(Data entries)
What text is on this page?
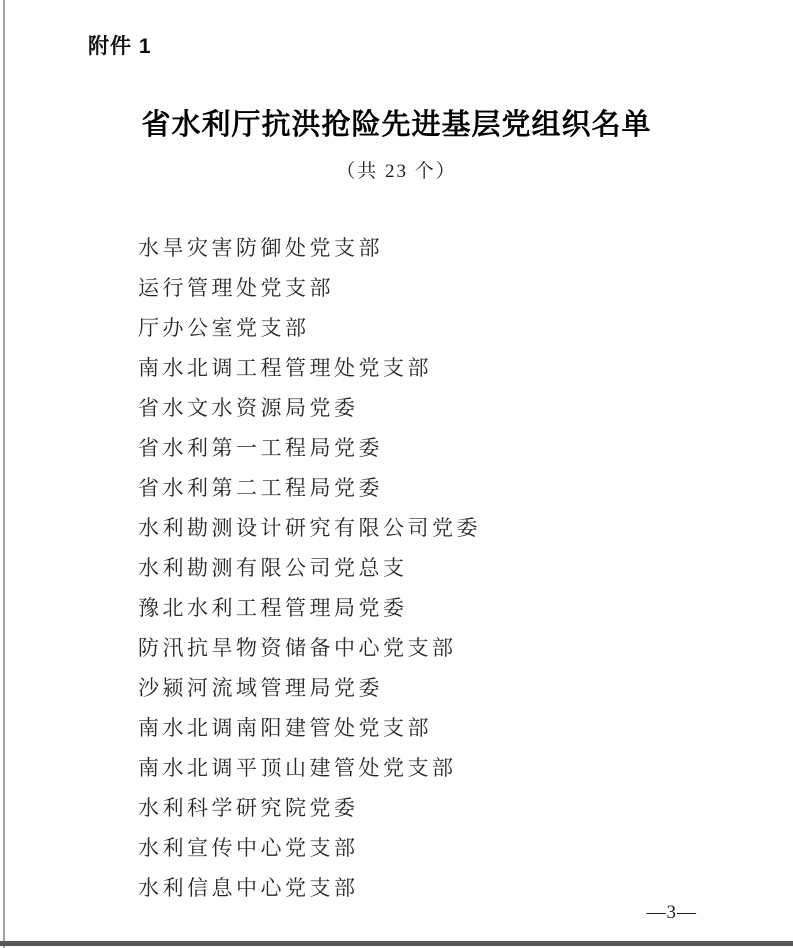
附件 1
省水利厅抗洪抢险先进基层党组织名单
（共 23 个）
水旱灾害防御处党支部
运行管理处党支部
厅办公室党支部
南水北调工程管理处党支部
省水文水资源局党委
省水利第一工程局党委
省水利第二工程局党委
水利勘测设计研究有限公司党委
水利勘测有限公司党总支
豫北水利工程管理局党委
防汛抗旱物资储备中心党支部
沙颍河流域管理局党委
南水北调南阳建管处党支部
南水北调平顶山建管处党支部
水利科学研究院党委
水利宣传中心党支部
水利信息中心党支部
—3—
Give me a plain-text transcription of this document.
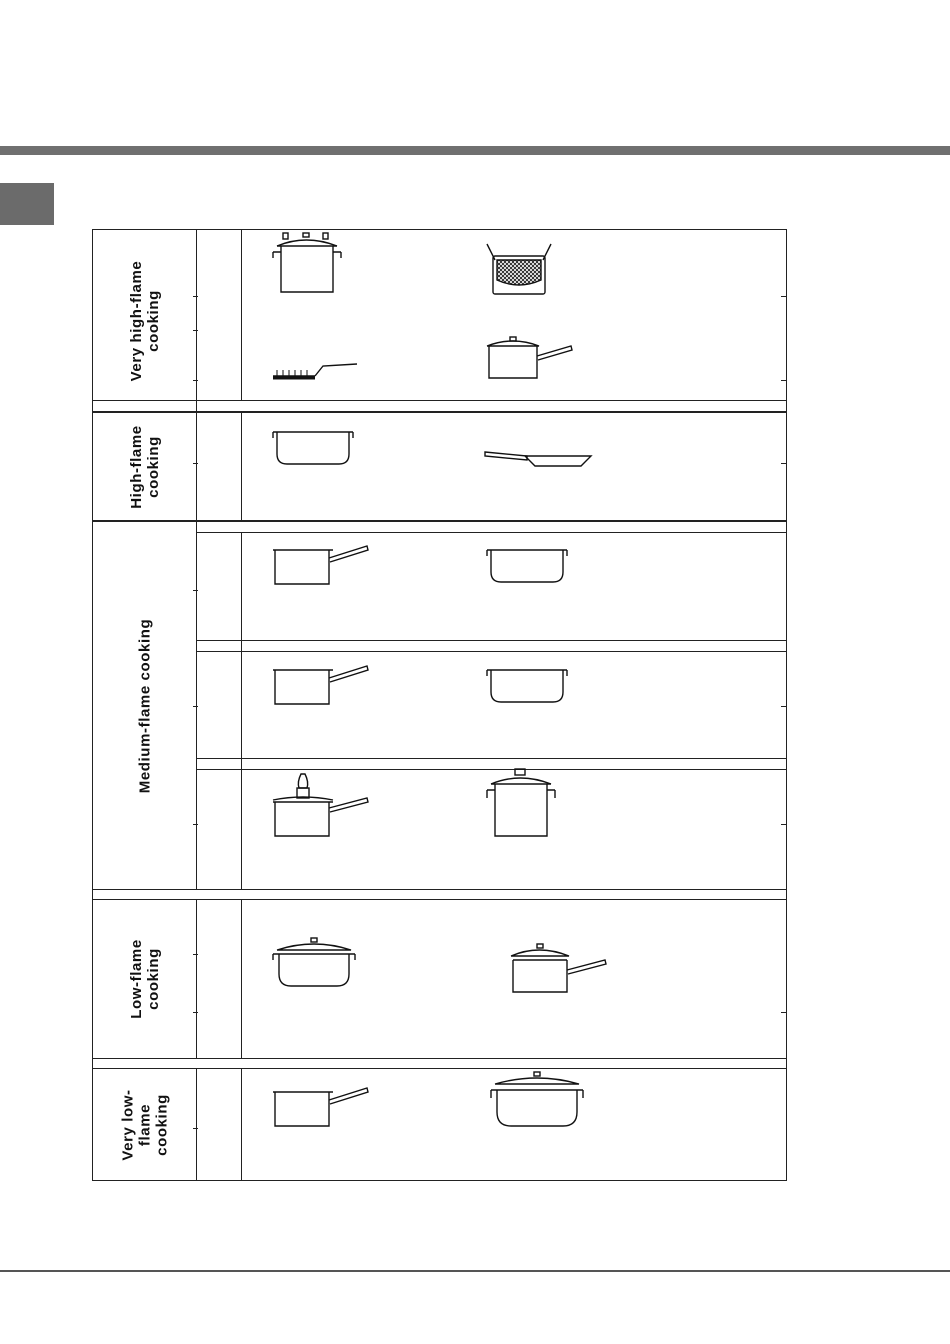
Very high-flame
cooking
High-flame
cooking
Medium-flame cooking
Low-flame
cooking
Very low-
flame
cooking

**TO BE DONE**
Nothing but the pictures may be dropped; output the records above exactly.

**THE RESULT**
What text is on this page?
附件 1
省水利厅抗洪抢险先进基层党组织名单
（共 23 个）
水旱灾害防御处党支部
运行管理处党支部
厅办公室党支部
南水北调工程管理处党支部
省水文水资源局党委
省水利第一工程局党委
省水利第二工程局党委
水利勘测设计研究有限公司党委
水利勘测有限公司党总支
豫北水利工程管理局党委
防汛抗旱物资储备中心党支部
沙颍河流域管理局党委
南水北调南阳建管处党支部
南水北调平顶山建管处党支部
水利科学研究院党委
水利宣传中心党支部
水利信息中心党支部
—3—
Give me a plain-text transcription of this document.
Very high-flame
cooking
High-flame
cooking
Medium-flame cooking
Low-flame
cooking
Very low-
flame
cooking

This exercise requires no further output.